Write out the material exactly, with the pictures left out.

┄┄┄┄┄┄

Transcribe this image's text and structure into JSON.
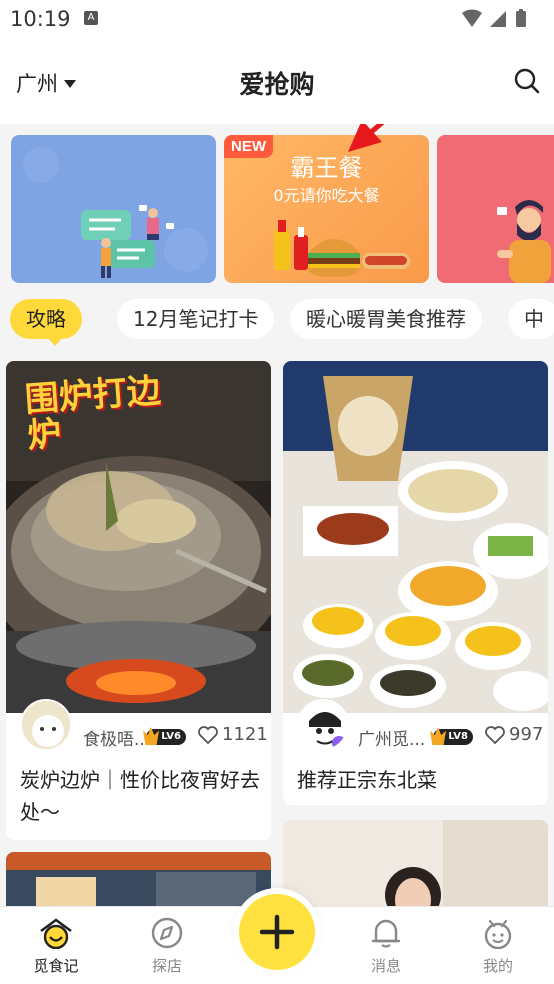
{
  "status_bar": {
    "time": "10:19"
  },
  "header": {
    "city": "广州",
    "title": "爱抢购"
  },
  "banners": [
    {
      "kind": "illustration"
    },
    {
      "badge": "NEW",
      "title": "霸王餐",
      "subtitle": "0元请你吃大餐"
    },
    {
      "kind": "illustration"
    }
  ],
  "tags": [
    "攻略",
    "12月笔记打卡",
    "暖心暖胃美食推荐",
    "中"
  ],
  "feed": [
    {
      "photo_text": "围炉打边炉",
      "author": "食极唔...",
      "level": "LV6",
      "likes": "1121",
      "title": "炭炉边炉｜性价比夜宵好去处～"
    },
    {
      "author": "广州觅...",
      "level": "LV8",
      "likes": "997",
      "title": "推荐正宗东北菜"
    }
  ],
  "tabbar": [
    {
      "label": "觅食记",
      "icon": "home-face-icon",
      "active": true
    },
    {
      "label": "探店",
      "icon": "compass-icon",
      "active": false
    },
    {
      "label": "消息",
      "icon": "bell-icon",
      "active": false
    },
    {
      "label": "我的",
      "icon": "profile-face-icon",
      "active": false
    }
  ],
  "colors": {
    "accent": "#ffd93a",
    "new_badge": "#ff5a3c",
    "arrow": "#e8191c"
  }
}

┄┄┄┄┄┄

**EXERCISE RESPONSE**
Transcribe this image's text and structure into JSON.
{
  "status_bar": {
    "time": "10:19"
  },
  "header": {
    "city": "广州",
    "title": "爱抢购"
  },
  "banners": [
    {
      "kind": "illustration"
    },
    {
      "badge": "NEW",
      "title": "霸王餐",
      "subtitle": "0元请你吃大餐"
    },
    {
      "kind": "illustration"
    }
  ],
  "tags": [
    "攻略",
    "12月笔记打卡",
    "暖心暖胃美食推荐",
    "中"
  ],
  "feed": [
    {
      "photo_text": "围炉打边炉",
      "author": "食极唔...",
      "level": "LV6",
      "likes": "1121",
      "title": "炭炉边炉｜性价比夜宵好去处～"
    },
    {
      "author": "广州觅...",
      "level": "LV8",
      "likes": "997",
      "title": "推荐正宗东北菜"
    }
  ],
  "tabbar": [
    {
      "label": "觅食记",
      "icon": "home-face-icon",
      "active": true
    },
    {
      "label": "探店",
      "icon": "compass-icon",
      "active": false
    },
    {
      "label": "消息",
      "icon": "bell-icon",
      "active": false
    },
    {
      "label": "我的",
      "icon": "profile-face-icon",
      "active": false
    }
  ],
  "colors": {
    "accent": "#ffd93a",
    "new_badge": "#ff5a3c",
    "arrow": "#e8191c"
  }
}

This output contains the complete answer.